*Given request*. All of the data should be output character for character, except the pictures.

*Exercise materials*.
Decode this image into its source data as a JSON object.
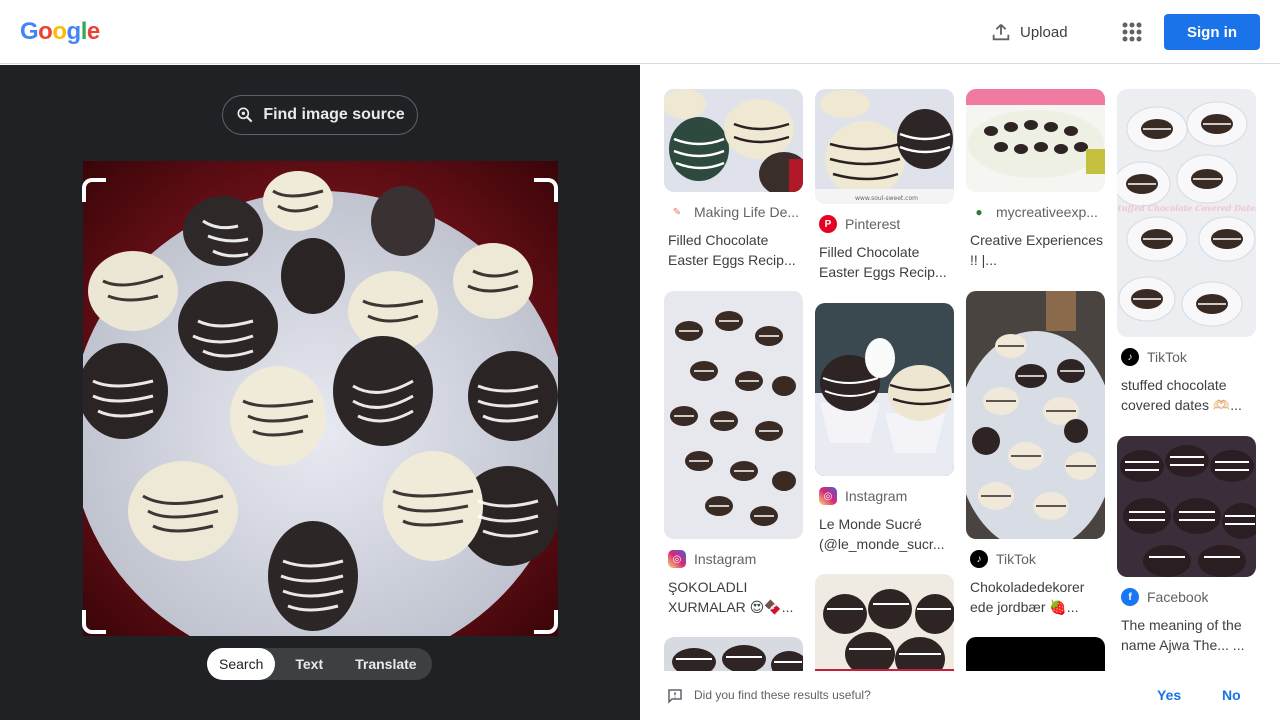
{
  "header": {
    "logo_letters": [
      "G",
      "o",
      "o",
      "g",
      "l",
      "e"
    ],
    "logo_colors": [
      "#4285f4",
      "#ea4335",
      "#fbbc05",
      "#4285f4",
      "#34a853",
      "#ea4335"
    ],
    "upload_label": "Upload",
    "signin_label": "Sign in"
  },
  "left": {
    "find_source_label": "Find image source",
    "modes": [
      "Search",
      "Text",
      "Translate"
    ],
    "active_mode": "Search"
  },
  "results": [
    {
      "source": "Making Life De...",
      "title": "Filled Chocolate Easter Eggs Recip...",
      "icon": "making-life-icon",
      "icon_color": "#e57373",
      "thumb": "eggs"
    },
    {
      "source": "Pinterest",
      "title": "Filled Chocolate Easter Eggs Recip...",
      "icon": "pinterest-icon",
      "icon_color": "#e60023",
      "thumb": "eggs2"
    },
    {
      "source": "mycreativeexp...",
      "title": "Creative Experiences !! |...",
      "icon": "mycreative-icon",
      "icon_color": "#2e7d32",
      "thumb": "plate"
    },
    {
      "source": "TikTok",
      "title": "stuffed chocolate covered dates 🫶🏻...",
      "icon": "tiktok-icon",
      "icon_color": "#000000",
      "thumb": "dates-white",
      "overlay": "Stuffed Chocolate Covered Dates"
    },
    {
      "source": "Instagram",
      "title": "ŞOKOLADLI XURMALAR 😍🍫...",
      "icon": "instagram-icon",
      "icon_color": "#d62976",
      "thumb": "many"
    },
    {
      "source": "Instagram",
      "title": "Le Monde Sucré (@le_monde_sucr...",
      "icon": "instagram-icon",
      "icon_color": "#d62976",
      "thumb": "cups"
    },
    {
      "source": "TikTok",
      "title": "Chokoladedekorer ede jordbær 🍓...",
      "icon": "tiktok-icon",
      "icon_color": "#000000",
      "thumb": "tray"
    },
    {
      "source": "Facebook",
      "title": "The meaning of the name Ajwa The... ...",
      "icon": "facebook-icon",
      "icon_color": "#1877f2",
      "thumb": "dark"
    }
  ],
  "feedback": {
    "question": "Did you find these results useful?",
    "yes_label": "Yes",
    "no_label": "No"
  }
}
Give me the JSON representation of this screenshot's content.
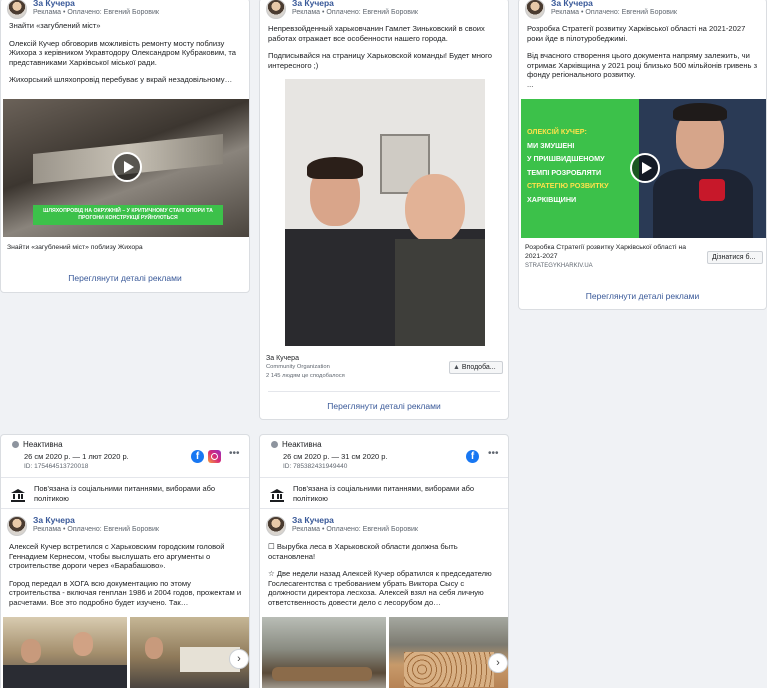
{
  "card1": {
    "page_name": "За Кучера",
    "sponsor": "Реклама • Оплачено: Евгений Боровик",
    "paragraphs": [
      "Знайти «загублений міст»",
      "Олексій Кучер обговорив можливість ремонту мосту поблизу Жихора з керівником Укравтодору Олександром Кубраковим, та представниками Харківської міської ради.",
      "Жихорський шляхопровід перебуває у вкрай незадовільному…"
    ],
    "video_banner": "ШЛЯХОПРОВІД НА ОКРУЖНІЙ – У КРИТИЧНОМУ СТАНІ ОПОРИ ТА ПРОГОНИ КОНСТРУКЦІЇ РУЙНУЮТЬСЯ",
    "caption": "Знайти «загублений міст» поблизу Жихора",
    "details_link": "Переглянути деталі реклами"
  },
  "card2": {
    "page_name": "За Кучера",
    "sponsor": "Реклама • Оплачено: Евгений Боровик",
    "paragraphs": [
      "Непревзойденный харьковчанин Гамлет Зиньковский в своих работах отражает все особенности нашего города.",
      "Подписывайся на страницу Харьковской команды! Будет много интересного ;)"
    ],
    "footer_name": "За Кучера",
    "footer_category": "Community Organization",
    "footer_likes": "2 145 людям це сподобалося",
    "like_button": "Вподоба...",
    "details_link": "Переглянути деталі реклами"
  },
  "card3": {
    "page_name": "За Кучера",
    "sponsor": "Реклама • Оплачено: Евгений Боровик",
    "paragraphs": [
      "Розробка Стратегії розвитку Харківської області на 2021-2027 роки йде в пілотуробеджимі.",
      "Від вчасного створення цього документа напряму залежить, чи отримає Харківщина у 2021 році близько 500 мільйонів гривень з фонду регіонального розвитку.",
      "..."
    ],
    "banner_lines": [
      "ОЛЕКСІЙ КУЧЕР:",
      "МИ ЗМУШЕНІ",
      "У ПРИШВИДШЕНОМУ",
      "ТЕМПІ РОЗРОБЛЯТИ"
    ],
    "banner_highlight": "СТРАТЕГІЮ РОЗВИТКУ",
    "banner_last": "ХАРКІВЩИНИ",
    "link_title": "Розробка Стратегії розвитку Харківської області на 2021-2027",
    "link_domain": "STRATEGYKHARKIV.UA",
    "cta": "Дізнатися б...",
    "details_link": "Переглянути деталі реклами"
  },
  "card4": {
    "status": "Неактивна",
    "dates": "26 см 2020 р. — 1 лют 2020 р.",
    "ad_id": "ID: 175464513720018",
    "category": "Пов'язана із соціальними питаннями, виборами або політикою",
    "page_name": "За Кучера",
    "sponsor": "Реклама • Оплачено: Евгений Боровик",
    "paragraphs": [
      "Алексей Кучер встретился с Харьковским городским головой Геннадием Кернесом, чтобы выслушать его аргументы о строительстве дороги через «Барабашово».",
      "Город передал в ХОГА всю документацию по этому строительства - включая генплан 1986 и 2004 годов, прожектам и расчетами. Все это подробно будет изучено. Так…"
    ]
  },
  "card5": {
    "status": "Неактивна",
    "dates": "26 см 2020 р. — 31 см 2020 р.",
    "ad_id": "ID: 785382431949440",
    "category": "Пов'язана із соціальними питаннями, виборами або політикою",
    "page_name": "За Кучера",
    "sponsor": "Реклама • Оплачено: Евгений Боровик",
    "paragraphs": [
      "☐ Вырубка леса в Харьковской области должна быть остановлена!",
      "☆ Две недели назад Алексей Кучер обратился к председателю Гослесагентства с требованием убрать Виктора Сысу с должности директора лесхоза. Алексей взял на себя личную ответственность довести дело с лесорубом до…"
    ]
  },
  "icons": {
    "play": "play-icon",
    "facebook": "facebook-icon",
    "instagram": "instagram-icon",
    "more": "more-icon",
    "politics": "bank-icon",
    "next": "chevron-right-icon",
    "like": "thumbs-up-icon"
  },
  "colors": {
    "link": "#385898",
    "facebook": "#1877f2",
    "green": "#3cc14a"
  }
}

*Output*.
Decode this image into its source data as a JSON object.
{
  "header": {
    "logo_letters": [
      "G",
      "o",
      "o",
      "g",
      "l",
      "e"
    ],
    "logo_colors": [
      "#4285f4",
      "#ea4335",
      "#fbbc05",
      "#4285f4",
      "#34a853",
      "#ea4335"
    ],
    "upload_label": "Upload",
    "signin_label": "Sign in"
  },
  "left": {
    "find_source_label": "Find image source",
    "modes": [
      "Search",
      "Text",
      "Translate"
    ],
    "active_mode": "Search"
  },
  "results": [
    {
      "source": "Making Life De...",
      "title": "Filled Chocolate Easter Eggs Recip...",
      "icon": "making-life-icon",
      "icon_color": "#e57373",
      "thumb": "eggs"
    },
    {
      "source": "Pinterest",
      "title": "Filled Chocolate Easter Eggs Recip...",
      "icon": "pinterest-icon",
      "icon_color": "#e60023",
      "thumb": "eggs2"
    },
    {
      "source": "mycreativeexp...",
      "title": "Creative Experiences !! |...",
      "icon": "mycreative-icon",
      "icon_color": "#2e7d32",
      "thumb": "plate"
    },
    {
      "source": "TikTok",
      "title": "stuffed chocolate covered dates 🫶🏻...",
      "icon": "tiktok-icon",
      "icon_color": "#000000",
      "thumb": "dates-white",
      "overlay": "Stuffed Chocolate Covered Dates"
    },
    {
      "source": "Instagram",
      "title": "ŞOKOLADLI XURMALAR 😍🍫...",
      "icon": "instagram-icon",
      "icon_color": "#d62976",
      "thumb": "many"
    },
    {
      "source": "Instagram",
      "title": "Le Monde Sucré (@le_monde_sucr...",
      "icon": "instagram-icon",
      "icon_color": "#d62976",
      "thumb": "cups"
    },
    {
      "source": "TikTok",
      "title": "Chokoladedekorer ede jordbær 🍓...",
      "icon": "tiktok-icon",
      "icon_color": "#000000",
      "thumb": "tray"
    },
    {
      "source": "Facebook",
      "title": "The meaning of the name Ajwa The... ...",
      "icon": "facebook-icon",
      "icon_color": "#1877f2",
      "thumb": "dark"
    }
  ],
  "feedback": {
    "question": "Did you find these results useful?",
    "yes_label": "Yes",
    "no_label": "No"
  }
}
Give me the JSON representation of this screenshot's content.
{
  "card1": {
    "page_name": "За Кучера",
    "sponsor": "Реклама • Оплачено: Евгений Боровик",
    "paragraphs": [
      "Знайти «загублений міст»",
      "Олексій Кучер обговорив можливість ремонту мосту поблизу Жихора з керівником Укравтодору Олександром Кубраковим, та представниками Харківської міської ради.",
      "Жихорський шляхопровід перебуває у вкрай незадовільному…"
    ],
    "video_banner": "ШЛЯХОПРОВІД НА ОКРУЖНІЙ – У КРИТИЧНОМУ СТАНІ ОПОРИ ТА ПРОГОНИ КОНСТРУКЦІЇ РУЙНУЮТЬСЯ",
    "caption": "Знайти «загублений міст» поблизу Жихора",
    "details_link": "Переглянути деталі реклами"
  },
  "card2": {
    "page_name": "За Кучера",
    "sponsor": "Реклама • Оплачено: Евгений Боровик",
    "paragraphs": [
      "Непревзойденный харьковчанин Гамлет Зиньковский в своих работах отражает все особенности нашего города.",
      "Подписывайся на страницу Харьковской команды! Будет много интересного ;)"
    ],
    "footer_name": "За Кучера",
    "footer_category": "Community Organization",
    "footer_likes": "2 145 людям це сподобалося",
    "like_button": "Вподоба...",
    "details_link": "Переглянути деталі реклами"
  },
  "card3": {
    "page_name": "За Кучера",
    "sponsor": "Реклама • Оплачено: Евгений Боровик",
    "paragraphs": [
      "Розробка Стратегії розвитку Харківської області на 2021-2027 роки йде в пілотуробеджимі.",
      "Від вчасного створення цього документа напряму залежить, чи отримає Харківщина у 2021 році близько 500 мільйонів гривень з фонду регіонального розвитку.",
      "..."
    ],
    "banner_lines": [
      "ОЛЕКСІЙ КУЧЕР:",
      "МИ ЗМУШЕНІ",
      "У ПРИШВИДШЕНОМУ",
      "ТЕМПІ РОЗРОБЛЯТИ"
    ],
    "banner_highlight": "СТРАТЕГІЮ РОЗВИТКУ",
    "banner_last": "ХАРКІВЩИНИ",
    "link_title": "Розробка Стратегії розвитку Харківської області на 2021-2027",
    "link_domain": "STRATEGYKHARKIV.UA",
    "cta": "Дізнатися б...",
    "details_link": "Переглянути деталі реклами"
  },
  "card4": {
    "status": "Неактивна",
    "dates": "26 см 2020 р. — 1 лют 2020 р.",
    "ad_id": "ID: 175464513720018",
    "category": "Пов'язана із соціальними питаннями, виборами або політикою",
    "page_name": "За Кучера",
    "sponsor": "Реклама • Оплачено: Евгений Боровик",
    "paragraphs": [
      "Алексей Кучер встретился с Харьковским городским головой Геннадием Кернесом, чтобы выслушать его аргументы о строительстве дороги через «Барабашово».",
      "Город передал в ХОГА всю документацию по этому строительства - включая генплан 1986 и 2004 годов, прожектам и расчетами. Все это подробно будет изучено. Так…"
    ]
  },
  "card5": {
    "status": "Неактивна",
    "dates": "26 см 2020 р. — 31 см 2020 р.",
    "ad_id": "ID: 785382431949440",
    "category": "Пов'язана із соціальними питаннями, виборами або політикою",
    "page_name": "За Кучера",
    "sponsor": "Реклама • Оплачено: Евгений Боровик",
    "paragraphs": [
      "☐ Вырубка леса в Харьковской области должна быть остановлена!",
      "☆ Две недели назад Алексей Кучер обратился к председателю Гослесагентства с требованием убрать Виктора Сысу с должности директора лесхоза. Алексей взял на себя личную ответственность довести дело с лесорубом до…"
    ]
  },
  "icons": {
    "play": "play-icon",
    "facebook": "facebook-icon",
    "instagram": "instagram-icon",
    "more": "more-icon",
    "politics": "bank-icon",
    "next": "chevron-right-icon",
    "like": "thumbs-up-icon"
  },
  "colors": {
    "link": "#385898",
    "facebook": "#1877f2",
    "green": "#3cc14a"
  }
}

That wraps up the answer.